| To be done |
From the listing below, select every line where the word "name" appears.

Items from a dataset:
(begin)
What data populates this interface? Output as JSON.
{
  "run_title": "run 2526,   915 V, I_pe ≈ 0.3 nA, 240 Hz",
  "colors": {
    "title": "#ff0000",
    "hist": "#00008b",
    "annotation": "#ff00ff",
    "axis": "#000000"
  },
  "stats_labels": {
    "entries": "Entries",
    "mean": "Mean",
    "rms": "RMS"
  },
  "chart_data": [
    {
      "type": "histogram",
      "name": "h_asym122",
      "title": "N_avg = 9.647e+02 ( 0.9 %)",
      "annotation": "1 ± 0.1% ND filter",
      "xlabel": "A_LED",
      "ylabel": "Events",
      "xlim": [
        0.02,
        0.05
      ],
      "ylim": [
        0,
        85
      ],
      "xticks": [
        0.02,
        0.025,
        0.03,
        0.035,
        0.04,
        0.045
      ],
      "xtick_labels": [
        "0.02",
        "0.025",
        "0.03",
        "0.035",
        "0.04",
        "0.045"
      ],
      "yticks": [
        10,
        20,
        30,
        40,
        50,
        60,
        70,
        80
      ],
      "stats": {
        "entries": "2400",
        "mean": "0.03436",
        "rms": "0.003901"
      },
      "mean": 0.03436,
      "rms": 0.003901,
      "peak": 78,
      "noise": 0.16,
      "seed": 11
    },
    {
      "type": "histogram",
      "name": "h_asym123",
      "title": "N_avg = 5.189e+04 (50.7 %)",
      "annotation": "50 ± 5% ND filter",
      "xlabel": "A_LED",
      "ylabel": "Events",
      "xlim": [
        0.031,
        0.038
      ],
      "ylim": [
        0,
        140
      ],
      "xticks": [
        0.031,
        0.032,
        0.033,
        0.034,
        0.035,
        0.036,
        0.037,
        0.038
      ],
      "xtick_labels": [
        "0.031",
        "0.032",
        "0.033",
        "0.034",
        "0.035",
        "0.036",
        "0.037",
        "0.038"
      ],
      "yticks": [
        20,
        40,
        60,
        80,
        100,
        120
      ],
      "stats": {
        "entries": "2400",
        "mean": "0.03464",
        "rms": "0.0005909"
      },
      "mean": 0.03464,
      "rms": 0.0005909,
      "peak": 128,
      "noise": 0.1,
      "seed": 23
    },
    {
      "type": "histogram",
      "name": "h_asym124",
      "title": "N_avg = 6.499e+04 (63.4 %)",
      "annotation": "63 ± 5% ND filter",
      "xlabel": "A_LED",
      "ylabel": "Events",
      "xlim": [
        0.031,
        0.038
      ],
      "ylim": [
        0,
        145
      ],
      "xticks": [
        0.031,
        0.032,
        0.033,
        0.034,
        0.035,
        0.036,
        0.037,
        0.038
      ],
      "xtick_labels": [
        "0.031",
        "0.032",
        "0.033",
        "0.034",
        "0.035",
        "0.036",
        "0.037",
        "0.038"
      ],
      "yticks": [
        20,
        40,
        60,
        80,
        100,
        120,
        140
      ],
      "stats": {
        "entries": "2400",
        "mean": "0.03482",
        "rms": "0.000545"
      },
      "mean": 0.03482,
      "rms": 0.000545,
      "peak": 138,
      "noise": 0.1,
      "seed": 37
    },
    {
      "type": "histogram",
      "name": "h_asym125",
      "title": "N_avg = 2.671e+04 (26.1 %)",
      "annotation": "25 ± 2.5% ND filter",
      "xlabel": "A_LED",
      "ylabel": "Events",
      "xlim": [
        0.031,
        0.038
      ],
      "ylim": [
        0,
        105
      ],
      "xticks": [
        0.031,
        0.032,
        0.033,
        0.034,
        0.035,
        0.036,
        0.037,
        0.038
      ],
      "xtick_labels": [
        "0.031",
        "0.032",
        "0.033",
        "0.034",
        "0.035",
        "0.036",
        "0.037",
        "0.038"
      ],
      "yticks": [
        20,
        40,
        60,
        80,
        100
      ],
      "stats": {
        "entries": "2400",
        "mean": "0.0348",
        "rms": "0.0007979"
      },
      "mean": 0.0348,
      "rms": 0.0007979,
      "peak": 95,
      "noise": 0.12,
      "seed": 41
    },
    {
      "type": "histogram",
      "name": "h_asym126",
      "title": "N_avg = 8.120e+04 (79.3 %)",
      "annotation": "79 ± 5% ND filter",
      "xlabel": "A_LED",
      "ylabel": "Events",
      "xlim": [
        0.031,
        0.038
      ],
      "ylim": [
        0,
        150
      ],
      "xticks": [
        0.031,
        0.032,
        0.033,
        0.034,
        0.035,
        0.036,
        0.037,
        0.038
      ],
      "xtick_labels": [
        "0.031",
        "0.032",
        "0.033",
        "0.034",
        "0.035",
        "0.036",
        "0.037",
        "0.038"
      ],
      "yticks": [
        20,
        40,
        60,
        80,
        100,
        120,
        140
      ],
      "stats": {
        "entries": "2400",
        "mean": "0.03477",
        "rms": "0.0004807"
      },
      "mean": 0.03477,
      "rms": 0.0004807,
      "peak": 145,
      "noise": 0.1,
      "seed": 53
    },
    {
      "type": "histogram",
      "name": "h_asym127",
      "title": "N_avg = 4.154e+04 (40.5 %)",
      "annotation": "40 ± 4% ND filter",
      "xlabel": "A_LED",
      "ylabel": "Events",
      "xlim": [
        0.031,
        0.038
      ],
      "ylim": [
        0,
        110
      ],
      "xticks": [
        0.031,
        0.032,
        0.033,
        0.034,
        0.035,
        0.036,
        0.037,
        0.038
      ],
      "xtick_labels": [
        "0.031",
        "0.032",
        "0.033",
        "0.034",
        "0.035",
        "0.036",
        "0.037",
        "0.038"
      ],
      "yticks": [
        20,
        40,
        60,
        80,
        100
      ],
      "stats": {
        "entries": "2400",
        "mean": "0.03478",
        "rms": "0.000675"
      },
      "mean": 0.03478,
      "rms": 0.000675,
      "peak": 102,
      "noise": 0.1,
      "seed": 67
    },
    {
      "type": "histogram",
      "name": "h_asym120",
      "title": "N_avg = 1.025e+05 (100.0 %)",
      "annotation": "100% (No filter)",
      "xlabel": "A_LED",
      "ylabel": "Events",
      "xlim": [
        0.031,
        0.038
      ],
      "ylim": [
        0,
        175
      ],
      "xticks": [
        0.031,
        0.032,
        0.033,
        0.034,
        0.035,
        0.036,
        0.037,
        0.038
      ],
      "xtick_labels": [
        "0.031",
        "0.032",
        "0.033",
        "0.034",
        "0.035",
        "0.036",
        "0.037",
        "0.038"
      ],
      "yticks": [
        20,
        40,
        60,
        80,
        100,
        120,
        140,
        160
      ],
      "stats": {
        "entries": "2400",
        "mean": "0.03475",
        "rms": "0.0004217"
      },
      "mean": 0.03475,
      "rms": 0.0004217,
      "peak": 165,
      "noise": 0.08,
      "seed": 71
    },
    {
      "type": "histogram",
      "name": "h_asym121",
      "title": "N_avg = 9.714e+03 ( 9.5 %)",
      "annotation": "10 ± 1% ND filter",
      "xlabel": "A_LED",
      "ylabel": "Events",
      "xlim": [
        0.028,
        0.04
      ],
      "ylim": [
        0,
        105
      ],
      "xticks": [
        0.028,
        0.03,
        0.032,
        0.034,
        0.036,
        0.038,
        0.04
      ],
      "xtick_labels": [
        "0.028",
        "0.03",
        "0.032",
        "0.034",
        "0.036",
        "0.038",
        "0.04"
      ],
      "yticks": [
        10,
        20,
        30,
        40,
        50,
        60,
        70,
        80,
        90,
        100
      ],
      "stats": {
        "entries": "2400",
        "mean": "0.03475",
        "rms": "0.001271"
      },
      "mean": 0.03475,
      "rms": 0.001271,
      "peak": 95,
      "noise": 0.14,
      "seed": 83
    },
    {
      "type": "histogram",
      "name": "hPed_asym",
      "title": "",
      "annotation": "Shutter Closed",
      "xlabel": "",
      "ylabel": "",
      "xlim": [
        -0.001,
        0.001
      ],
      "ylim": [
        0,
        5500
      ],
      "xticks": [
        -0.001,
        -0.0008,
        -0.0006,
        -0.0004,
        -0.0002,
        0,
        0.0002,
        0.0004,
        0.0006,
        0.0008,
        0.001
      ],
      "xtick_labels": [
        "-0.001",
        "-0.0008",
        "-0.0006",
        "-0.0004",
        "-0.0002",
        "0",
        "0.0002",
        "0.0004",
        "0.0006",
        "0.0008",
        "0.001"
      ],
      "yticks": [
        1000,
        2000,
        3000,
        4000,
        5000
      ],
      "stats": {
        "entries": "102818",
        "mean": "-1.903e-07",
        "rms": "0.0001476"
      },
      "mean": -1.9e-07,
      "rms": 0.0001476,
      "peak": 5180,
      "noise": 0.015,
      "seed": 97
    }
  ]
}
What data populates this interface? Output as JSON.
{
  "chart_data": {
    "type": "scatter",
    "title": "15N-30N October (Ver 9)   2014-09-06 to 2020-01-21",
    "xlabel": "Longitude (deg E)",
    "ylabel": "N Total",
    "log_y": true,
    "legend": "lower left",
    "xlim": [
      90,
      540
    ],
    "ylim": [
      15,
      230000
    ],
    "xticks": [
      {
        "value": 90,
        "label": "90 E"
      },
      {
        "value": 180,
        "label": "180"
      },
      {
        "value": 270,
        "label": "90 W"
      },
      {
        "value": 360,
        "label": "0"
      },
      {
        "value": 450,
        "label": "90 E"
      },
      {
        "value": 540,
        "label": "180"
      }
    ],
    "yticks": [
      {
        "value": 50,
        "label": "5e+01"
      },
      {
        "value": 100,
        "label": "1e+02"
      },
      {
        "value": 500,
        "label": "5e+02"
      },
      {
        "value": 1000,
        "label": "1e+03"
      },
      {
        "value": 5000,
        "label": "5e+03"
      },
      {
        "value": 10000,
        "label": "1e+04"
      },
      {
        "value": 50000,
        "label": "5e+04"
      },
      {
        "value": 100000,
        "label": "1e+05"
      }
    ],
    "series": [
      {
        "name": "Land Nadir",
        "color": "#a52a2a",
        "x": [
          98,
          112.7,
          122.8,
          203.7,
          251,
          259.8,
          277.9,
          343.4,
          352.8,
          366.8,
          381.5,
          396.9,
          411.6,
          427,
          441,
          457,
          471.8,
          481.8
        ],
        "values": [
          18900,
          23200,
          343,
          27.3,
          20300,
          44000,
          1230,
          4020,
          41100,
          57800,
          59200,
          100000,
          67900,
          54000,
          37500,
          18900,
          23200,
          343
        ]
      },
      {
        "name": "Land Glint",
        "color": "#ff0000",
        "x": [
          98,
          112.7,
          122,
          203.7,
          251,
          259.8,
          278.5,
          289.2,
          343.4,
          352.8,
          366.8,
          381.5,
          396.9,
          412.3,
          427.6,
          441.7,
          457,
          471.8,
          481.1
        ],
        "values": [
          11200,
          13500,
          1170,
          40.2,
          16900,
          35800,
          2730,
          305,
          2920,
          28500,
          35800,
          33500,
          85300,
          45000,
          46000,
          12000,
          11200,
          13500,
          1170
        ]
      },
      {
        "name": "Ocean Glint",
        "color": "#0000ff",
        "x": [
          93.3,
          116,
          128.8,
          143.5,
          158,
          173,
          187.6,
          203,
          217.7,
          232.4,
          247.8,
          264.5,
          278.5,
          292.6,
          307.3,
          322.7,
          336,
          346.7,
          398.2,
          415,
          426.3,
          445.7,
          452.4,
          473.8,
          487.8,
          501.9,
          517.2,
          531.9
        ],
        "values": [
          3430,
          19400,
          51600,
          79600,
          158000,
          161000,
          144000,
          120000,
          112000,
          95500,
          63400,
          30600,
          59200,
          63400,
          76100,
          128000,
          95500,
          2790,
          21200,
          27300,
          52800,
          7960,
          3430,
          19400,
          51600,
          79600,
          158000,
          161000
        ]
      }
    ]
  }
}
(end)
| The answer |
      "name": "h_asym122",
      "name": "h_asym123",
      "name": "h_asym124",
      "name": "h_asym125",
      "name": "h_asym126",
      "name": "h_asym127",
      "name": "h_asym120",
      "name": "h_asym121",
      "name": "hPed_asym",
        "name": "Land Nadir",
        "name": "Land Glint",
        "name": "Ocean Glint",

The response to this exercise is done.